### Exercise instructions
Reproduce each line that includes the word "right".

### Supplied material
========================================================================

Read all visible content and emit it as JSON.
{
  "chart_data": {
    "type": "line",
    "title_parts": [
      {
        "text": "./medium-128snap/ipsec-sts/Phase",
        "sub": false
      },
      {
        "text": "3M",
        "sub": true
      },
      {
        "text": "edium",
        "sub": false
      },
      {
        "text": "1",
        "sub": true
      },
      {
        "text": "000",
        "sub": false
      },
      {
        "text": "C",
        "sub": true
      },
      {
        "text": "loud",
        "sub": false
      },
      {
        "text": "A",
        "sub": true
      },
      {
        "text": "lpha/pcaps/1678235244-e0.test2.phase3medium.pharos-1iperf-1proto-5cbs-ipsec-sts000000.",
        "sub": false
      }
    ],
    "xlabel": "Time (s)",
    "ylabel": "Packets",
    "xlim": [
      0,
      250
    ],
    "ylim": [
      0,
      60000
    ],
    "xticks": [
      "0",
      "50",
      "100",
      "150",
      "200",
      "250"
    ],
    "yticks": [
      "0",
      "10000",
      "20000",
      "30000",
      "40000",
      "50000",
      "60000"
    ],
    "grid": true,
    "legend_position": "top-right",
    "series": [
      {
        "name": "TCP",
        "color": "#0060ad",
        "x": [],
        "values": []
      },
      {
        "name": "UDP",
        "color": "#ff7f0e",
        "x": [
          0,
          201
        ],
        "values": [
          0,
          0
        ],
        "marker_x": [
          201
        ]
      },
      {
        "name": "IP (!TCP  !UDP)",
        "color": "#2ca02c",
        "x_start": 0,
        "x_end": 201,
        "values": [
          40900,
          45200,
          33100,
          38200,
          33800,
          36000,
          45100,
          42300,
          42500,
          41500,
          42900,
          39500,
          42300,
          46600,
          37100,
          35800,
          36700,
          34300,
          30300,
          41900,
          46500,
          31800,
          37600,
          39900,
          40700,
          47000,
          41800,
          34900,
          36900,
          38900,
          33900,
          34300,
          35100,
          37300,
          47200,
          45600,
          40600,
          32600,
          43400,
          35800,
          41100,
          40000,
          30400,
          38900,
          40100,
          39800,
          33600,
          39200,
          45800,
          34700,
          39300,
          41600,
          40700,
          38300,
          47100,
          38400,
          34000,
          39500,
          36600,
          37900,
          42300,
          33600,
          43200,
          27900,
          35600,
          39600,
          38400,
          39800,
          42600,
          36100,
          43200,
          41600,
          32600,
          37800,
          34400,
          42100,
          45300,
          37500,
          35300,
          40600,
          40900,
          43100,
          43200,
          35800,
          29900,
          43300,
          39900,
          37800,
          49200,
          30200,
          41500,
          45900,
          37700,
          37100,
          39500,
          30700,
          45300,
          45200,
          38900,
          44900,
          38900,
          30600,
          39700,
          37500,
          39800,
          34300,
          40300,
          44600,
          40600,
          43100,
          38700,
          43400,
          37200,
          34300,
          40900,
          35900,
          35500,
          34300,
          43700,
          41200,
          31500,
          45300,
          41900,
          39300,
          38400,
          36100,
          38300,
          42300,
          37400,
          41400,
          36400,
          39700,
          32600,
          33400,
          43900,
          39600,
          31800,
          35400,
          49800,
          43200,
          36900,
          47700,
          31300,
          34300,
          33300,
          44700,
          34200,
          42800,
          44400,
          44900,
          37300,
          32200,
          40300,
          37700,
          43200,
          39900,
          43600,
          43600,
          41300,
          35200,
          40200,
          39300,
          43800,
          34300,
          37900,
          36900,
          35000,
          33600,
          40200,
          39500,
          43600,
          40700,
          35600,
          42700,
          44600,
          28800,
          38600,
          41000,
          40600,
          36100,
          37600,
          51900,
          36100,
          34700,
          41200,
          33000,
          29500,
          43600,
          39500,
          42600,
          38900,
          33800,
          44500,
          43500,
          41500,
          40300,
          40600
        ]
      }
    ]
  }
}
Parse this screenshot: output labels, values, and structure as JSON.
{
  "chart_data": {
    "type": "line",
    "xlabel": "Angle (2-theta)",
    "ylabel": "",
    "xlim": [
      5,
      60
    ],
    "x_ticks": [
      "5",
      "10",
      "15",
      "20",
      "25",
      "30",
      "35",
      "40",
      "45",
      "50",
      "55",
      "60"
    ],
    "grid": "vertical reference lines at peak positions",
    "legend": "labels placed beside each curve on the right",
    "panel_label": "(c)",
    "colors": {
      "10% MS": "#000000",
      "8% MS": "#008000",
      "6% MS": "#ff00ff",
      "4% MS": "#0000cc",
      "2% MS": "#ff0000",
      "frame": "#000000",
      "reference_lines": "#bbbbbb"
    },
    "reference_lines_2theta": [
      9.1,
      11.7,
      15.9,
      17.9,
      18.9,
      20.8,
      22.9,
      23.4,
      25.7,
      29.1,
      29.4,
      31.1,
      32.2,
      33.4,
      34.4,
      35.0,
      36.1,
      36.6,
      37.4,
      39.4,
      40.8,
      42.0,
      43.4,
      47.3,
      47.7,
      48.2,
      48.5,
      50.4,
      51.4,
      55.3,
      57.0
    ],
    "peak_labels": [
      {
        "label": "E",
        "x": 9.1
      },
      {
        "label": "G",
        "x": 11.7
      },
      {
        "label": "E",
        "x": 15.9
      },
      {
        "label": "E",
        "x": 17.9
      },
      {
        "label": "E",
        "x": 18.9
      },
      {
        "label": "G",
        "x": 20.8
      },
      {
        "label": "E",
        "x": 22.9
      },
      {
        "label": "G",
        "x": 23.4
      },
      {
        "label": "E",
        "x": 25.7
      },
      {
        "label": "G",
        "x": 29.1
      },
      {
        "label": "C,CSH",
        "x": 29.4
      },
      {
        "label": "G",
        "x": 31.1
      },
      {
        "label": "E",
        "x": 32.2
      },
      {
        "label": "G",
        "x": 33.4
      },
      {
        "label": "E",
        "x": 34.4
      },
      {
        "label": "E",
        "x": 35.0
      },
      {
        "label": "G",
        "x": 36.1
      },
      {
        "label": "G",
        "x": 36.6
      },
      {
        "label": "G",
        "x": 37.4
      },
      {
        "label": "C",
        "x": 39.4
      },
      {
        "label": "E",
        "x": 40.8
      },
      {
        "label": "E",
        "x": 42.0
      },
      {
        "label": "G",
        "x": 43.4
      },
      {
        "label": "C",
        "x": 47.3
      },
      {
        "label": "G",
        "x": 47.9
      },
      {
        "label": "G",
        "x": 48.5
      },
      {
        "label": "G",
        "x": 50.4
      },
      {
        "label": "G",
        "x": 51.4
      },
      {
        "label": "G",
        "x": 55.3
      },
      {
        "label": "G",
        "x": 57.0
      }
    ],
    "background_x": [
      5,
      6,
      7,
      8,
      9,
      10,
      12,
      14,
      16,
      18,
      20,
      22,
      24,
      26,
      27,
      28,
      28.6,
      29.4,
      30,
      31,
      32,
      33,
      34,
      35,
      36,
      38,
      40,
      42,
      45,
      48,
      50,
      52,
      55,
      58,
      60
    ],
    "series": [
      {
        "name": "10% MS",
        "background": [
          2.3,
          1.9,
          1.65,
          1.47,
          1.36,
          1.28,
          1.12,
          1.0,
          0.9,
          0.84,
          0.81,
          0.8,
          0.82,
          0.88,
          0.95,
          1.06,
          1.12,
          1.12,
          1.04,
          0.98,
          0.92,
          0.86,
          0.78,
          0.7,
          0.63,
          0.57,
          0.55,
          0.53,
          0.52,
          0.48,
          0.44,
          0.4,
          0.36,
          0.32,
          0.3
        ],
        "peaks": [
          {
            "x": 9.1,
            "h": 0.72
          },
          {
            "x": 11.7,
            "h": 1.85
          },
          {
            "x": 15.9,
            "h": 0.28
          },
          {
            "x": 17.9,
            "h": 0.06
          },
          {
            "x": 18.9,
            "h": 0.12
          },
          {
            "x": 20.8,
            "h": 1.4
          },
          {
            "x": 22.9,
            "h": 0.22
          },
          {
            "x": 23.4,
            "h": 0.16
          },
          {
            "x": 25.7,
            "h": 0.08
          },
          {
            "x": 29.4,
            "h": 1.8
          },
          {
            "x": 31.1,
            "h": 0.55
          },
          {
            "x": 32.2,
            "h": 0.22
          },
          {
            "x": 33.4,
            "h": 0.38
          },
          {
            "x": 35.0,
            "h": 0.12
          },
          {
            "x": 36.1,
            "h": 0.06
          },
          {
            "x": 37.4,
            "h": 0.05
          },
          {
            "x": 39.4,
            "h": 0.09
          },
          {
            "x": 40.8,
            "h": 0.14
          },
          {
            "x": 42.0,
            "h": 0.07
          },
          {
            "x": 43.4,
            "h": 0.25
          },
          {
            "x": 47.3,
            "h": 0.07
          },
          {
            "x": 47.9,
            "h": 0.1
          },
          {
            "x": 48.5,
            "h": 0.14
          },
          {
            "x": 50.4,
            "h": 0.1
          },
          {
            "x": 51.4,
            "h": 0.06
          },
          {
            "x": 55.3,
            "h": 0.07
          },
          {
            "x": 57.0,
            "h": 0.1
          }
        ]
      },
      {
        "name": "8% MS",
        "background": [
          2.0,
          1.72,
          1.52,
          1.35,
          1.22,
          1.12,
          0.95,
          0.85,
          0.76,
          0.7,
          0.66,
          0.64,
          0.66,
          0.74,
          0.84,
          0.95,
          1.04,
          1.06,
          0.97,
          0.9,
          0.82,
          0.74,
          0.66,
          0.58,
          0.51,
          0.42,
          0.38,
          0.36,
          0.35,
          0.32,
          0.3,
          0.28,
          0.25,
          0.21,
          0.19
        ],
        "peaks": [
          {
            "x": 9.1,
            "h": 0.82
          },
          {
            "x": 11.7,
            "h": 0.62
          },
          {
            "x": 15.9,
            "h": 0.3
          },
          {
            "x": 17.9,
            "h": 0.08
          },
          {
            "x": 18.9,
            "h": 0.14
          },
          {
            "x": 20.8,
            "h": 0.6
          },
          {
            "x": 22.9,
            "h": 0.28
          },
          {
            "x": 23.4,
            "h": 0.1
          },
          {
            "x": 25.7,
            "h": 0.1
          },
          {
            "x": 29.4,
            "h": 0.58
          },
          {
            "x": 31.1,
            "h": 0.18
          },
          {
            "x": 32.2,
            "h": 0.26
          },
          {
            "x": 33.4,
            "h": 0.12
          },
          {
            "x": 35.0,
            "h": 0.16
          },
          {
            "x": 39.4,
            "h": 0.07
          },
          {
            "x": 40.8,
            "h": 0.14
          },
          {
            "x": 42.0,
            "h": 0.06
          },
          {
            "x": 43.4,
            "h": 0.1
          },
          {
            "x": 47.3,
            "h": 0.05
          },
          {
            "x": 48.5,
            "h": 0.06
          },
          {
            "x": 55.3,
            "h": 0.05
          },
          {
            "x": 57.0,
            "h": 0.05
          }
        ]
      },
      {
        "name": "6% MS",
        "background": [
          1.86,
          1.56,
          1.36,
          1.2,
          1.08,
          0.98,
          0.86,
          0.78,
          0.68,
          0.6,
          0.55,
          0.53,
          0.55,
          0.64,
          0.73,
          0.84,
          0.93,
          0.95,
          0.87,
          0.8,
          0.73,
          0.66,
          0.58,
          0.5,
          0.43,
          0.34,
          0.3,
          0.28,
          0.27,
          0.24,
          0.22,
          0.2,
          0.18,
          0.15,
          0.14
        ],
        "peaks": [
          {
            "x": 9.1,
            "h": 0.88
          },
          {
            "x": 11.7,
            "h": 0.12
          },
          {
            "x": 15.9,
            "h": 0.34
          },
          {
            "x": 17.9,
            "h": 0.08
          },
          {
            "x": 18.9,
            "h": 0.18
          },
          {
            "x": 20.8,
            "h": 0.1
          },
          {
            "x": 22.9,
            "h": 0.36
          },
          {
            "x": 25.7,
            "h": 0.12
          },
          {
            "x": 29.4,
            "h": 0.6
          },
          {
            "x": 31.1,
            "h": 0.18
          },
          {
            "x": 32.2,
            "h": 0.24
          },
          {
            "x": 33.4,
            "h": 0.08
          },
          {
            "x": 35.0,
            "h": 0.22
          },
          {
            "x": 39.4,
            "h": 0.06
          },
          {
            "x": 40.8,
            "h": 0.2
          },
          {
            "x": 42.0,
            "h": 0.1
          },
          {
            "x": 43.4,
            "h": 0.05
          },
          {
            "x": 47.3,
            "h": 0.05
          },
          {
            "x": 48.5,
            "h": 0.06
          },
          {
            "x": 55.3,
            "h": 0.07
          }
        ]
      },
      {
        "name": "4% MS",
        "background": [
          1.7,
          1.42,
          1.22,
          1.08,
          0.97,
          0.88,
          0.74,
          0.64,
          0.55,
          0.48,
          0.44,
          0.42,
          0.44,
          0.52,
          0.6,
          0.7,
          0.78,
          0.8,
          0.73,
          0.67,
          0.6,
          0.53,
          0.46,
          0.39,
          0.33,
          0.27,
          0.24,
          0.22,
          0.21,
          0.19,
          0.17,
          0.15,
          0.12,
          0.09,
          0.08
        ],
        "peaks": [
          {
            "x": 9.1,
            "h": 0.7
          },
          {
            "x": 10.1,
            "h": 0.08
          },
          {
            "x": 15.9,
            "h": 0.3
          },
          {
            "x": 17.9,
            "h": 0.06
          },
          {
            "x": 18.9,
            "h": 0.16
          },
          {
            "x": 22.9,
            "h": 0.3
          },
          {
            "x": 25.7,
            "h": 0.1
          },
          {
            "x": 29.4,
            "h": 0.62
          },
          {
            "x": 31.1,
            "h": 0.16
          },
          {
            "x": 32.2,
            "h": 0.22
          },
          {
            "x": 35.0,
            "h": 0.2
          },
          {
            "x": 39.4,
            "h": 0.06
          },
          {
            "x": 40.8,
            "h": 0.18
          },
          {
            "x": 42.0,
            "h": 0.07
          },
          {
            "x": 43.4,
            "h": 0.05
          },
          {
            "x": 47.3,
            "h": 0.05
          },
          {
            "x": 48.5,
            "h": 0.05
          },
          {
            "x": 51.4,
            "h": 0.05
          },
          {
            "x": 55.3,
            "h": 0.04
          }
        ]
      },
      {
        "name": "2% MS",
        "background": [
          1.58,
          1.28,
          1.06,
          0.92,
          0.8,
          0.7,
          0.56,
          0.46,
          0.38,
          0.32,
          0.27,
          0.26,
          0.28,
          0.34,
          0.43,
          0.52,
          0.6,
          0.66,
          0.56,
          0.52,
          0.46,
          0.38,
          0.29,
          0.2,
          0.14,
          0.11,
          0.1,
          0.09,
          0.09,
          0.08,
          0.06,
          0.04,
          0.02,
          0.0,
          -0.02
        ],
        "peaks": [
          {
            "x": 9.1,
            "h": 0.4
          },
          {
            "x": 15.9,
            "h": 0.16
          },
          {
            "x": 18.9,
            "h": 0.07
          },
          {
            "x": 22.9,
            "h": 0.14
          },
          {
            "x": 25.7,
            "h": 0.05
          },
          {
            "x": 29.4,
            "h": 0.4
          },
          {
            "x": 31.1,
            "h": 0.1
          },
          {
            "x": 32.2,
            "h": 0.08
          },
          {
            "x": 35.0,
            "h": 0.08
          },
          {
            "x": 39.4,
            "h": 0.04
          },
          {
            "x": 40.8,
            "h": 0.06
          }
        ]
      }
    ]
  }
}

========================================================================

### The output
    "legend_position": "top-right",
    "legend": "labels placed beside each curve on the right",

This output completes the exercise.